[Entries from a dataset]
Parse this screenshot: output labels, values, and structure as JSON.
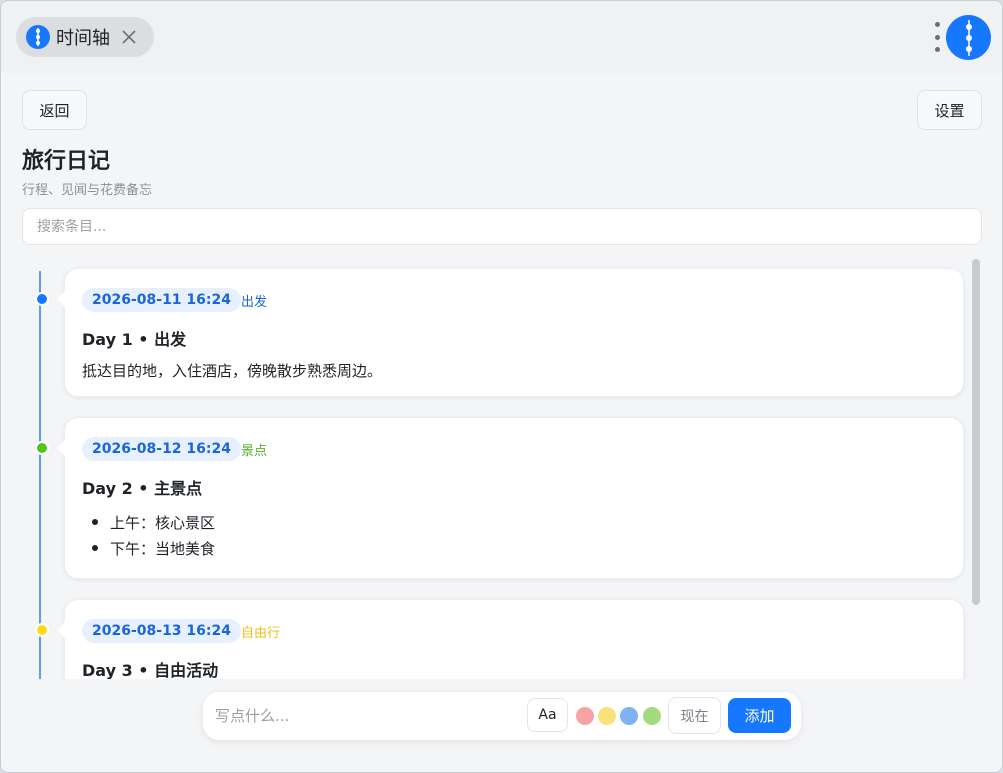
{
  "window": {
    "tab_title": "时间轴"
  },
  "toolbar": {
    "back_label": "返回",
    "settings_label": "设置"
  },
  "page": {
    "title": "旅行日记",
    "subtitle": "行程、见闻与花费备忘"
  },
  "search": {
    "placeholder": "搜索条目..."
  },
  "entries": [
    {
      "date": "2026-08-11 16:24",
      "tag": "出发",
      "tag_color": "#1a66d9",
      "dot_color": "#1677ff",
      "title": "Day 1 • 出发",
      "body": "抵达目的地，入住酒店，傍晚散步熟悉周边。"
    },
    {
      "date": "2026-08-12 16:24",
      "tag": "景点",
      "tag_color": "#52b22a",
      "dot_color": "#52c41a",
      "title": "Day 2 • 主景点",
      "list": [
        "上午：核心景区",
        "下午：当地美食"
      ]
    },
    {
      "date": "2026-08-13 16:24",
      "tag": "自由行",
      "tag_color": "#e6c21a",
      "dot_color": "#fadb14",
      "title": "Day 3 • 自由活动"
    }
  ],
  "composer": {
    "placeholder": "写点什么...",
    "font_button": "Aa",
    "swatches": [
      "#f5a3a3",
      "#f9e27a",
      "#7fb2f0",
      "#a3dc7f"
    ],
    "now_label": "现在",
    "add_label": "添加"
  },
  "colors": {
    "accent": "#1677ff"
  }
}
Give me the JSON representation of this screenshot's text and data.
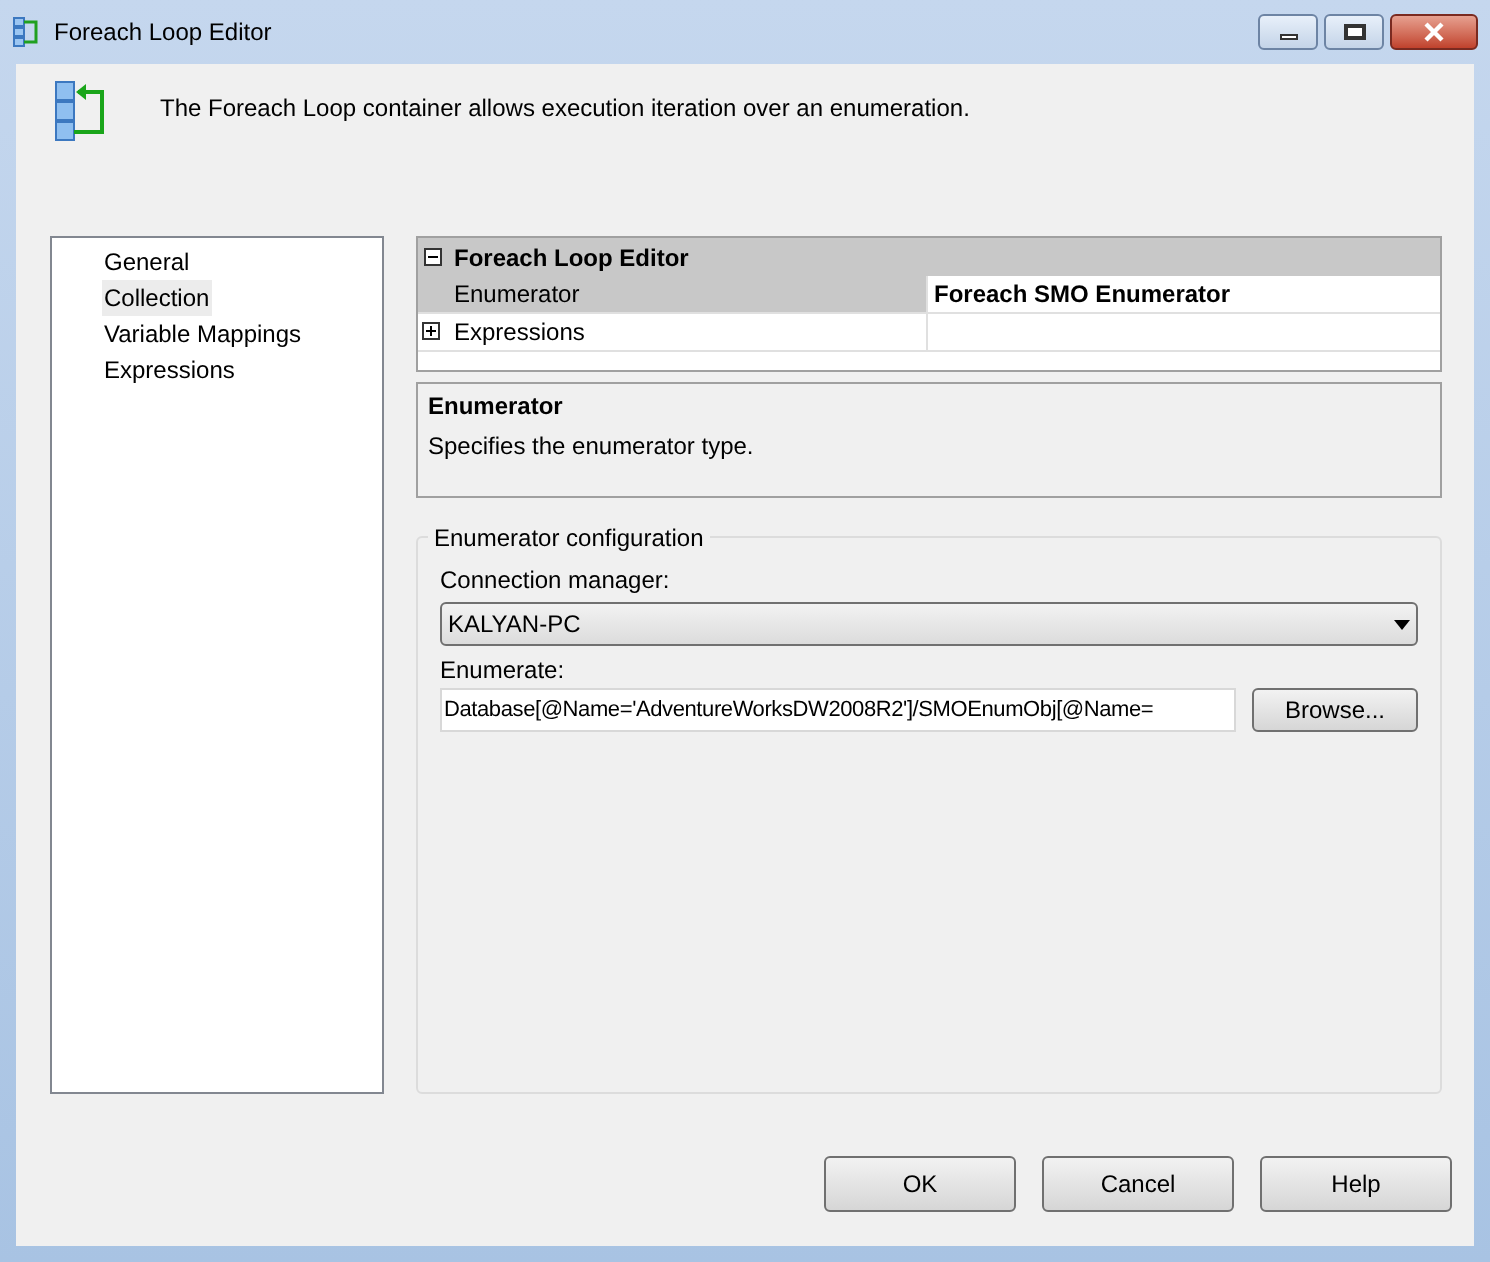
{
  "window": {
    "title": "Foreach Loop Editor"
  },
  "header": {
    "text": "The Foreach Loop container allows execution iteration over an enumeration."
  },
  "nav": {
    "items": [
      {
        "label": "General",
        "selected": false
      },
      {
        "label": "Collection",
        "selected": true
      },
      {
        "label": "Variable Mappings",
        "selected": false
      },
      {
        "label": "Expressions",
        "selected": false
      }
    ]
  },
  "property_grid": {
    "category": {
      "label": "Foreach Loop Editor",
      "expanded": true
    },
    "rows": [
      {
        "kind": "property",
        "name": "Enumerator",
        "value": "Foreach SMO Enumerator",
        "selected": true
      },
      {
        "kind": "group",
        "name": "Expressions",
        "expanded": false,
        "selected": false
      }
    ]
  },
  "description": {
    "title": "Enumerator",
    "text": "Specifies the enumerator type."
  },
  "configuration": {
    "title": "Enumerator configuration",
    "connection_manager": {
      "label": "Connection manager:",
      "value": "KALYAN-PC"
    },
    "enumerate": {
      "label": "Enumerate:",
      "value": "Database[@Name='AdventureWorksDW2008R2']/SMOEnumObj[@Name="
    },
    "browse_button": "Browse..."
  },
  "buttons": [
    "OK",
    "Cancel",
    "Help"
  ]
}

• [YOUR TASK] Without the pictures, return all the records precisely as they stand.

• [THE ANSWER]
Parse this screenshot: output labels, values, and structure as JSON.
{
  "window": {
    "tab_title": "时间轴"
  },
  "toolbar": {
    "back_label": "返回",
    "settings_label": "设置"
  },
  "page": {
    "title": "旅行日记",
    "subtitle": "行程、见闻与花费备忘"
  },
  "search": {
    "placeholder": "搜索条目..."
  },
  "entries": [
    {
      "date": "2026-08-11 16:24",
      "tag": "出发",
      "tag_color": "#1a66d9",
      "dot_color": "#1677ff",
      "title": "Day 1 • 出发",
      "body": "抵达目的地，入住酒店，傍晚散步熟悉周边。"
    },
    {
      "date": "2026-08-12 16:24",
      "tag": "景点",
      "tag_color": "#52b22a",
      "dot_color": "#52c41a",
      "title": "Day 2 • 主景点",
      "list": [
        "上午：核心景区",
        "下午：当地美食"
      ]
    },
    {
      "date": "2026-08-13 16:24",
      "tag": "自由行",
      "tag_color": "#e6c21a",
      "dot_color": "#fadb14",
      "title": "Day 3 • 自由活动"
    }
  ],
  "composer": {
    "placeholder": "写点什么...",
    "font_button": "Aa",
    "swatches": [
      "#f5a3a3",
      "#f9e27a",
      "#7fb2f0",
      "#a3dc7f"
    ],
    "now_label": "现在",
    "add_label": "添加"
  },
  "colors": {
    "accent": "#1677ff"
  }
}
Give me the JSON representation of this screenshot's text and data.
{
  "window": {
    "title": "Foreach Loop Editor"
  },
  "header": {
    "text": "The Foreach Loop container allows execution iteration over an enumeration."
  },
  "nav": {
    "items": [
      {
        "label": "General",
        "selected": false
      },
      {
        "label": "Collection",
        "selected": true
      },
      {
        "label": "Variable Mappings",
        "selected": false
      },
      {
        "label": "Expressions",
        "selected": false
      }
    ]
  },
  "property_grid": {
    "category": {
      "label": "Foreach Loop Editor",
      "expanded": true
    },
    "rows": [
      {
        "kind": "property",
        "name": "Enumerator",
        "value": "Foreach SMO Enumerator",
        "selected": true
      },
      {
        "kind": "group",
        "name": "Expressions",
        "expanded": false,
        "selected": false
      }
    ]
  },
  "description": {
    "title": "Enumerator",
    "text": "Specifies the enumerator type."
  },
  "configuration": {
    "title": "Enumerator configuration",
    "connection_manager": {
      "label": "Connection manager:",
      "value": "KALYAN-PC"
    },
    "enumerate": {
      "label": "Enumerate:",
      "value": "Database[@Name='AdventureWorksDW2008R2']/SMOEnumObj[@Name="
    },
    "browse_button": "Browse..."
  },
  "buttons": [
    "OK",
    "Cancel",
    "Help"
  ]
}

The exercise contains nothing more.